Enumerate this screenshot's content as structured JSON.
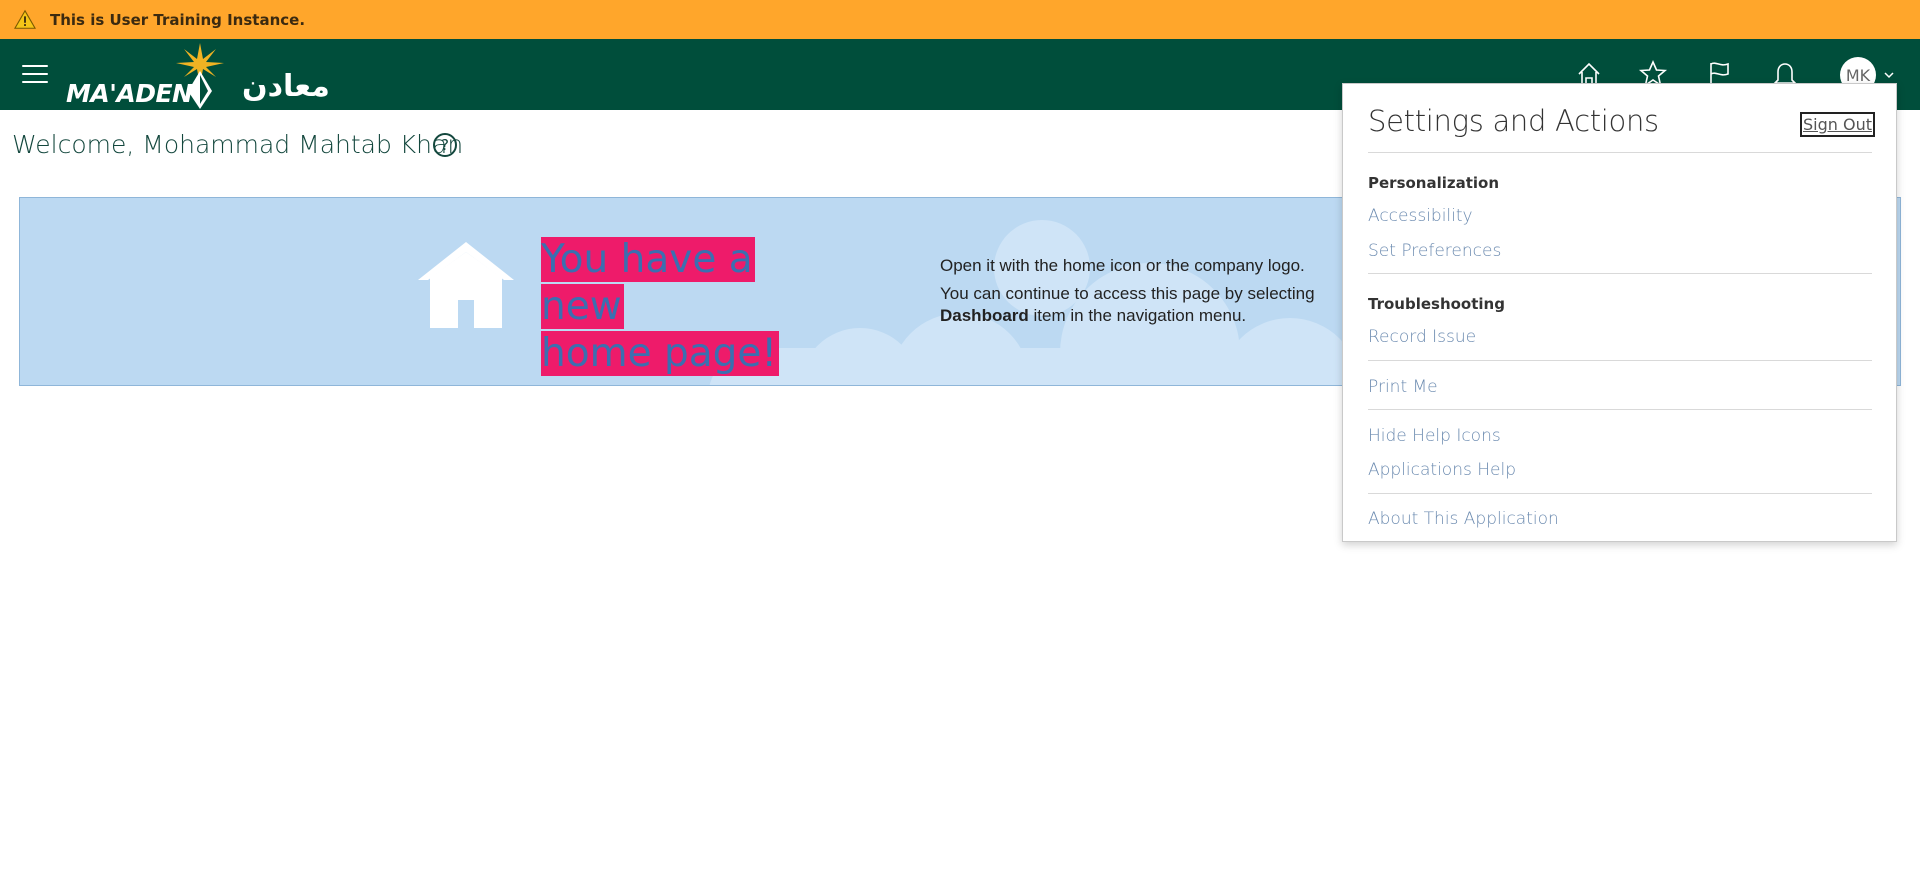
{
  "training_banner": {
    "text": "This is User Training Instance."
  },
  "header": {
    "logo_latin": "MA'ADEN",
    "logo_arabic": "معادن",
    "avatar_initials": "MK"
  },
  "welcome": {
    "text": "Welcome, Mohammad Mahtab Khan",
    "help_glyph": "?"
  },
  "promo": {
    "headline_line1": "You have a new",
    "headline_line2": "home page!",
    "desc_line1": "Open it with the home icon or the company logo.",
    "desc_line2": "You can continue to access this page by selecting",
    "desc_bold": "Dashboard",
    "desc_line3_rest": " item in the navigation menu."
  },
  "settings_popup": {
    "title": "Settings and Actions",
    "sign_out": "Sign Out",
    "sections": {
      "personalization_label": "Personalization",
      "accessibility": "Accessibility",
      "set_preferences": "Set Preferences",
      "troubleshooting_label": "Troubleshooting",
      "record_issue": "Record Issue",
      "print_me": "Print Me",
      "hide_help_icons": "Hide Help Icons",
      "applications_help": "Applications Help",
      "about": "About This Application"
    }
  },
  "colors": {
    "banner": "#ffa62b",
    "header": "#004e3b",
    "promo_bg": "#bcd9f2",
    "headline_highlight": "#ee1b6a",
    "link": "#6c8bb0"
  },
  "icons": [
    "warning-icon",
    "menu-icon",
    "home-icon",
    "star-icon",
    "flag-icon",
    "bell-icon",
    "chevron-down-icon",
    "help-icon",
    "house-icon"
  ]
}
****
■ What is expected: Using the records above, output their complete text exactly, minus any images.

■ Finished exercise:
Enumerate this screenshot's content as structured JSON.
{
  "training_banner": {
    "text": "This is User Training Instance."
  },
  "header": {
    "logo_latin": "MA'ADEN",
    "logo_arabic": "معادن",
    "avatar_initials": "MK"
  },
  "welcome": {
    "text": "Welcome, Mohammad Mahtab Khan",
    "help_glyph": "?"
  },
  "promo": {
    "headline_line1": "You have a new",
    "headline_line2": "home page!",
    "desc_line1": "Open it with the home icon or the company logo.",
    "desc_line2": "You can continue to access this page by selecting",
    "desc_bold": "Dashboard",
    "desc_line3_rest": " item in the navigation menu."
  },
  "settings_popup": {
    "title": "Settings and Actions",
    "sign_out": "Sign Out",
    "sections": {
      "personalization_label": "Personalization",
      "accessibility": "Accessibility",
      "set_preferences": "Set Preferences",
      "troubleshooting_label": "Troubleshooting",
      "record_issue": "Record Issue",
      "print_me": "Print Me",
      "hide_help_icons": "Hide Help Icons",
      "applications_help": "Applications Help",
      "about": "About This Application"
    }
  },
  "colors": {
    "banner": "#ffa62b",
    "header": "#004e3b",
    "promo_bg": "#bcd9f2",
    "headline_highlight": "#ee1b6a",
    "link": "#6c8bb0"
  },
  "icons": [
    "warning-icon",
    "menu-icon",
    "home-icon",
    "star-icon",
    "flag-icon",
    "bell-icon",
    "chevron-down-icon",
    "help-icon",
    "house-icon"
  ]
}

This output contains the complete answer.